### Teks yang Ditampilkan
| 59 Views

Pajak dan Utang Negara, Dua Sinergi Penyengsara Rakyat

Oleh : Ni’mah Fadeli

Setiap orang pasti akan merasa bahagia ketika pendapatannya bertambah. Maka tak heran jika hampir setiap orang berlomba-lomba menambah penghasilan. Hal ini tentu sangat wajar karena saat ini memang sistem kapitalisme sedang menguasai dunia. Kapitalisme akan selalu membuat orang-orang  mengedepankan materi. Berbagai cara pun ditempuh untuk mendapatkan harta sebanyak-banyaknya. Namanya sistem maka bukan hanya untuk urusan antar pribadi namun mengatur berasal dari tatanan bernegara. Kebijakan negara dalam sistem kapitalisme pun bertumpu bagaimana memperbanyak materi bukan membuat rakyat sejahtera. Pengambil keputusan dalam negara kapitalisme tak menghiraukan rakyat yang menjadi amanahnya namun hanya ingin menambah pundi-pundi kekayaan pribadi dan golongan tertentu saja.

Pajak adalah pemberi masukan terbesar bagi negara dalam sistem kapitalisme. Rakyat dipaksa membayar pajak atas hak miliknya atau hasil kerjanya kepada negara yang dalam teorinya untuk dikembalikan lagi kepada rakyat. Namun fakta yang terjadi tentu tak seindah teori. Negara semakin hari terasa semakin mencekik rakyat dengan aneka macam pajak sementara fasilitas yang menjadi hak rakyat masih sebatas angan-angan. Dalam Rancangan Anggaran Pendapatan dan Belanja Negara (RAPBN) 2025, Presiden Jokowi menyampaikan usul target penerimaan pajak sebesar Rp 2.189,3 triliun. Target ini adalah rekor tertinggi dalam sejarah target pendapatan pajak Indonesia. Menurut Jokowi jika target tercapai maka pemerintah dapat memiliki keleluasaan dalam menjalankan program yang akan dilakukan tahun depan. (cnbcindonesia.com,16/08/2024)

### Data
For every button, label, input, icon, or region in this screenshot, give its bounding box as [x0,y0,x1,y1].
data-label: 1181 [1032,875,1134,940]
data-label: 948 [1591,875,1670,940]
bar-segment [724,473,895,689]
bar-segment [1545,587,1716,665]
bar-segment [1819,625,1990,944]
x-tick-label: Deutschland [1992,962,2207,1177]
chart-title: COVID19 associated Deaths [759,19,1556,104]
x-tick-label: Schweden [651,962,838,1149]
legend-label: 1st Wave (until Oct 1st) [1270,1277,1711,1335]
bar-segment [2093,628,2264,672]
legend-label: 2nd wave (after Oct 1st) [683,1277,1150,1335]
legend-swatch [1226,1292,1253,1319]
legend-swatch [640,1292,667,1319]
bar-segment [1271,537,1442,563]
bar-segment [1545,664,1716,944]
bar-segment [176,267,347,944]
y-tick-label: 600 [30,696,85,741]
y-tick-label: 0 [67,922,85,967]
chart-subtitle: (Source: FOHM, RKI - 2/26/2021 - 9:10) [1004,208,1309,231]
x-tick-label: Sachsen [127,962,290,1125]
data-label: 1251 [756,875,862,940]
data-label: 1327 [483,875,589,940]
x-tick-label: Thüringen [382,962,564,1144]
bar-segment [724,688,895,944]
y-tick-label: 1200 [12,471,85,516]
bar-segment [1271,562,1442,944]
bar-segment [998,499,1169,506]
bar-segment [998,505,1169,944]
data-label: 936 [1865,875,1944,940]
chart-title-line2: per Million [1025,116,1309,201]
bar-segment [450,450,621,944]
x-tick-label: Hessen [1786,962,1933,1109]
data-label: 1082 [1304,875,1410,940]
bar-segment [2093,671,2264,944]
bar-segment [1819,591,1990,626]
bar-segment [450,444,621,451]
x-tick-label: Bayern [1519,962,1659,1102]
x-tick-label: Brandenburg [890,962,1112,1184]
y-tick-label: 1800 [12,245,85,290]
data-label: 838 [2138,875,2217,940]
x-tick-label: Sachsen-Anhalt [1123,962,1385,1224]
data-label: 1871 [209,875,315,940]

### Rincian Tugas
Sunting artikel tentang pajak dan utang negara: tuliskan kembali seluruh bagiannya dari "Pajak adalah pemberi" hingga "tahun depan. (cnbcindonesia.com,16/08/2024)", dengan "rekor tertinggi" diganti menjadi "capaian tertinggi".

### Jawaban
Pajak adalah pemberi masukan terbesar bagi negara dalam sistem kapitalisme. Rakyat dipaksa membayar pajak atas hak miliknya atau hasil kerjanya kepada negara yang dalam teorinya untuk dikembalikan lagi kepada rakyat. Namun fakta yang terjadi tentu tak seindah teori. Negara semakin hari terasa semakin mencekik rakyat dengan aneka macam pajak sementara fasilitas yang menjadi hak rakyat masih sebatas angan-angan. Dalam Rancangan Anggaran Pendapatan dan Belanja Negara (RAPBN) 2025, Presiden Jokowi menyampaikan usul target penerimaan pajak sebesar Rp 2.189,3 triliun. Target ini adalah capaian tertinggi dalam sejarah target pendapatan pajak Indonesia. Menurut Jokowi jika target tercapai maka pemerintah dapat memiliki keleluasaan dalam menjalankan program yang akan dilakukan tahun depan. (cnbcindonesia.com,16/08/2024)